• [TASK OBJECTIVE]:
Type the records out again in full, exactly.

• [DATA LISTING]:
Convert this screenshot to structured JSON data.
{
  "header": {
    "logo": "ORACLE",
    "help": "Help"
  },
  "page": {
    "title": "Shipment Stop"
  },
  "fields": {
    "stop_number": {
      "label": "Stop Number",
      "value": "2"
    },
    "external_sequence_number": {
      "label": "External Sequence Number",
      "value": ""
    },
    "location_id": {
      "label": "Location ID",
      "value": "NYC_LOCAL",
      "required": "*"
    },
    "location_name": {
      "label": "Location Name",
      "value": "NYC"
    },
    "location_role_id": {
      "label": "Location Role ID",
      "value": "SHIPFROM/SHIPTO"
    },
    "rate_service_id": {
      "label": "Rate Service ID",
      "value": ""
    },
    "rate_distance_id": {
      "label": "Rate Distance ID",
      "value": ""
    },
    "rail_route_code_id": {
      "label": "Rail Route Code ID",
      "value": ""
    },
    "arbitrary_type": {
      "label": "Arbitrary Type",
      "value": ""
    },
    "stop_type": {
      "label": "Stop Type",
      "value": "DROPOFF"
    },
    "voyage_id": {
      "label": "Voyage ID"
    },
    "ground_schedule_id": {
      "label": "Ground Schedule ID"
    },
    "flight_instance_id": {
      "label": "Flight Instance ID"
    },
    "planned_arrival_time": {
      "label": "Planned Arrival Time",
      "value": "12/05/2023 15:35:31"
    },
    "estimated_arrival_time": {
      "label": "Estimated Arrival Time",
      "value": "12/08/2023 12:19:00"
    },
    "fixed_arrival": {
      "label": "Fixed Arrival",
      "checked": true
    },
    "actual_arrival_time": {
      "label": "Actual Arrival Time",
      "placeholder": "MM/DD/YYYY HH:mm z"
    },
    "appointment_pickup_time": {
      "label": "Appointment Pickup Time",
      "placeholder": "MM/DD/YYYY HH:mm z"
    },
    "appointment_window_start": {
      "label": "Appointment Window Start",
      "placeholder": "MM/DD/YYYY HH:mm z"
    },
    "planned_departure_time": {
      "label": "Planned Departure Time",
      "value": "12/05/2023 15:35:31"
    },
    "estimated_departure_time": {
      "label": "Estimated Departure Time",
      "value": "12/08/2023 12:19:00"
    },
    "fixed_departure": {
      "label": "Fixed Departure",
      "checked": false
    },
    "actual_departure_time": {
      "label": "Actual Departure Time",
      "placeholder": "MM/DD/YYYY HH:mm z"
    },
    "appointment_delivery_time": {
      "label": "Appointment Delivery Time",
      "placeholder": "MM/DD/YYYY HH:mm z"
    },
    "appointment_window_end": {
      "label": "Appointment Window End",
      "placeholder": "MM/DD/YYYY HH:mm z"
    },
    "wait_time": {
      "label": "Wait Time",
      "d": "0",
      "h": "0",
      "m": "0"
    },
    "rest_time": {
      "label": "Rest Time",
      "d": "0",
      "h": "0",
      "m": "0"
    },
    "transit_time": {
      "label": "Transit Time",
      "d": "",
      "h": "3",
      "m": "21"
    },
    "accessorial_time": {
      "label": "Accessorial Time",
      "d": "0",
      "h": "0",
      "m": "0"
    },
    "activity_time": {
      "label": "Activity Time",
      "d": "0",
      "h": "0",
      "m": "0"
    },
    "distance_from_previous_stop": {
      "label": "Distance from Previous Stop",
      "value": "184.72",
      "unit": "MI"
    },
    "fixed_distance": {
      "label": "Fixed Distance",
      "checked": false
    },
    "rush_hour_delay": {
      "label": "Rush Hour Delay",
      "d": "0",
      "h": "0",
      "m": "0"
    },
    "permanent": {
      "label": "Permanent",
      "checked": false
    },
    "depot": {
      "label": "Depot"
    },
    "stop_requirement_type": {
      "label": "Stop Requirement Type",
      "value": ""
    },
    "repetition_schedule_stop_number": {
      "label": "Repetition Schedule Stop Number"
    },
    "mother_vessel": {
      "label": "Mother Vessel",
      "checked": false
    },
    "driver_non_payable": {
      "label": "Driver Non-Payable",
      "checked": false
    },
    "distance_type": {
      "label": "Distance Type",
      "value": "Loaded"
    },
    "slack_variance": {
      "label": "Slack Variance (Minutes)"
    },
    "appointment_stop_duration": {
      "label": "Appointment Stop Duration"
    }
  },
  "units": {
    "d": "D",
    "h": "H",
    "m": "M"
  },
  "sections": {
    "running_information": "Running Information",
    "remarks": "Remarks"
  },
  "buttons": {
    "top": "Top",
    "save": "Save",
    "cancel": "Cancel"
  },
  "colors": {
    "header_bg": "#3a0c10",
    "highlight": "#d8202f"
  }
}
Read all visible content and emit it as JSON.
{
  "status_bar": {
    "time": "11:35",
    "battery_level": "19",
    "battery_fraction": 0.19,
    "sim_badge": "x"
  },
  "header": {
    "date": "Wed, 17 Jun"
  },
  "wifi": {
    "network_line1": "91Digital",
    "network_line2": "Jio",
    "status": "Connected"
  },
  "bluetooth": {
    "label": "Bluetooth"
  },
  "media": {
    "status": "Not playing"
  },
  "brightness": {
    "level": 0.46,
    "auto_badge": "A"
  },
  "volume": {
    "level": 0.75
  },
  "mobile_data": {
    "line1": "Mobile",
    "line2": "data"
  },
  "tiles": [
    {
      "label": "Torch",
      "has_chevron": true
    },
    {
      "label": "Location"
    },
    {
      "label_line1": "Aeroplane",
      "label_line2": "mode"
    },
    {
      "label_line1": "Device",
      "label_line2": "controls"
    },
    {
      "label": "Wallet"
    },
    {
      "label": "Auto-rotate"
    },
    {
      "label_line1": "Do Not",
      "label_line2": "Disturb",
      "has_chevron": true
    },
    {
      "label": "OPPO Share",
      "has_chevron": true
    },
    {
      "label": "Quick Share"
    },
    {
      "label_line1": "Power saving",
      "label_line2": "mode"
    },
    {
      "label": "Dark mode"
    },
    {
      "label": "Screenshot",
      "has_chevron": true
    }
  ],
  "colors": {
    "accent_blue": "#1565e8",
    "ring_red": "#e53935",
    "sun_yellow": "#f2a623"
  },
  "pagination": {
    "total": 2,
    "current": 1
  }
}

• [SOLUTION TO THE EXERCISE]:
Convert this screenshot to structured JSON data.
{
  "header": {
    "logo": "ORACLE",
    "help": "Help"
  },
  "page": {
    "title": "Shipment Stop"
  },
  "fields": {
    "stop_number": {
      "label": "Stop Number",
      "value": "2"
    },
    "external_sequence_number": {
      "label": "External Sequence Number",
      "value": ""
    },
    "location_id": {
      "label": "Location ID",
      "value": "NYC_LOCAL",
      "required": "*"
    },
    "location_name": {
      "label": "Location Name",
      "value": "NYC"
    },
    "location_role_id": {
      "label": "Location Role ID",
      "value": "SHIPFROM/SHIPTO"
    },
    "rate_service_id": {
      "label": "Rate Service ID",
      "value": ""
    },
    "rate_distance_id": {
      "label": "Rate Distance ID",
      "value": ""
    },
    "rail_route_code_id": {
      "label": "Rail Route Code ID",
      "value": ""
    },
    "arbitrary_type": {
      "label": "Arbitrary Type",
      "value": ""
    },
    "stop_type": {
      "label": "Stop Type",
      "value": "DROPOFF"
    },
    "voyage_id": {
      "label": "Voyage ID"
    },
    "ground_schedule_id": {
      "label": "Ground Schedule ID"
    },
    "flight_instance_id": {
      "label": "Flight Instance ID"
    },
    "planned_arrival_time": {
      "label": "Planned Arrival Time",
      "value": "12/05/2023 15:35:31"
    },
    "estimated_arrival_time": {
      "label": "Estimated Arrival Time",
      "value": "12/08/2023 12:19:00"
    },
    "fixed_arrival": {
      "label": "Fixed Arrival",
      "checked": true
    },
    "actual_arrival_time": {
      "label": "Actual Arrival Time",
      "placeholder": "MM/DD/YYYY HH:mm z"
    },
    "appointment_pickup_time": {
      "label": "Appointment Pickup Time",
      "placeholder": "MM/DD/YYYY HH:mm z"
    },
    "appointment_window_start": {
      "label": "Appointment Window Start",
      "placeholder": "MM/DD/YYYY HH:mm z"
    },
    "planned_departure_time": {
      "label": "Planned Departure Time",
      "value": "12/05/2023 15:35:31"
    },
    "estimated_departure_time": {
      "label": "Estimated Departure Time",
      "value": "12/08/2023 12:19:00"
    },
    "fixed_departure": {
      "label": "Fixed Departure",
      "checked": false
    },
    "actual_departure_time": {
      "label": "Actual Departure Time",
      "placeholder": "MM/DD/YYYY HH:mm z"
    },
    "appointment_delivery_time": {
      "label": "Appointment Delivery Time",
      "placeholder": "MM/DD/YYYY HH:mm z"
    },
    "appointment_window_end": {
      "label": "Appointment Window End",
      "placeholder": "MM/DD/YYYY HH:mm z"
    },
    "wait_time": {
      "label": "Wait Time",
      "d": "0",
      "h": "0",
      "m": "0"
    },
    "rest_time": {
      "label": "Rest Time",
      "d": "0",
      "h": "0",
      "m": "0"
    },
    "transit_time": {
      "label": "Transit Time",
      "d": "",
      "h": "3",
      "m": "21"
    },
    "accessorial_time": {
      "label": "Accessorial Time",
      "d": "0",
      "h": "0",
      "m": "0"
    },
    "activity_time": {
      "label": "Activity Time",
      "d": "0",
      "h": "0",
      "m": "0"
    },
    "distance_from_previous_stop": {
      "label": "Distance from Previous Stop",
      "value": "184.72",
      "unit": "MI"
    },
    "fixed_distance": {
      "label": "Fixed Distance",
      "checked": false
    },
    "rush_hour_delay": {
      "label": "Rush Hour Delay",
      "d": "0",
      "h": "0",
      "m": "0"
    },
    "permanent": {
      "label": "Permanent",
      "checked": false
    },
    "depot": {
      "label": "Depot"
    },
    "stop_requirement_type": {
      "label": "Stop Requirement Type",
      "value": ""
    },
    "repetition_schedule_stop_number": {
      "label": "Repetition Schedule Stop Number"
    },
    "mother_vessel": {
      "label": "Mother Vessel",
      "checked": false
    },
    "driver_non_payable": {
      "label": "Driver Non-Payable",
      "checked": false
    },
    "distance_type": {
      "label": "Distance Type",
      "value": "Loaded"
    },
    "slack_variance": {
      "label": "Slack Variance (Minutes)"
    },
    "appointment_stop_duration": {
      "label": "Appointment Stop Duration"
    }
  },
  "units": {
    "d": "D",
    "h": "H",
    "m": "M"
  },
  "sections": {
    "running_information": "Running Information",
    "remarks": "Remarks"
  },
  "buttons": {
    "top": "Top",
    "save": "Save",
    "cancel": "Cancel"
  },
  "colors": {
    "header_bg": "#3a0c10",
    "highlight": "#d8202f"
  }
}
Read all visible content and emit it as JSON.
{
  "status_bar": {
    "time": "11:35",
    "battery_level": "19",
    "battery_fraction": 0.19,
    "sim_badge": "x"
  },
  "header": {
    "date": "Wed, 17 Jun"
  },
  "wifi": {
    "network_line1": "91Digital",
    "network_line2": "Jio",
    "status": "Connected"
  },
  "bluetooth": {
    "label": "Bluetooth"
  },
  "media": {
    "status": "Not playing"
  },
  "brightness": {
    "level": 0.46,
    "auto_badge": "A"
  },
  "volume": {
    "level": 0.75
  },
  "mobile_data": {
    "line1": "Mobile",
    "line2": "data"
  },
  "tiles": [
    {
      "label": "Torch",
      "has_chevron": true
    },
    {
      "label": "Location"
    },
    {
      "label_line1": "Aeroplane",
      "label_line2": "mode"
    },
    {
      "label_line1": "Device",
      "label_line2": "controls"
    },
    {
      "label": "Wallet"
    },
    {
      "label": "Auto-rotate"
    },
    {
      "label_line1": "Do Not",
      "label_line2": "Disturb",
      "has_chevron": true
    },
    {
      "label": "OPPO Share",
      "has_chevron": true
    },
    {
      "label": "Quick Share"
    },
    {
      "label_line1": "Power saving",
      "label_line2": "mode"
    },
    {
      "label": "Dark mode"
    },
    {
      "label": "Screenshot",
      "has_chevron": true
    }
  ],
  "colors": {
    "accent_blue": "#1565e8",
    "ring_red": "#e53935",
    "sun_yellow": "#f2a623"
  },
  "pagination": {
    "total": 2,
    "current": 1
  }
}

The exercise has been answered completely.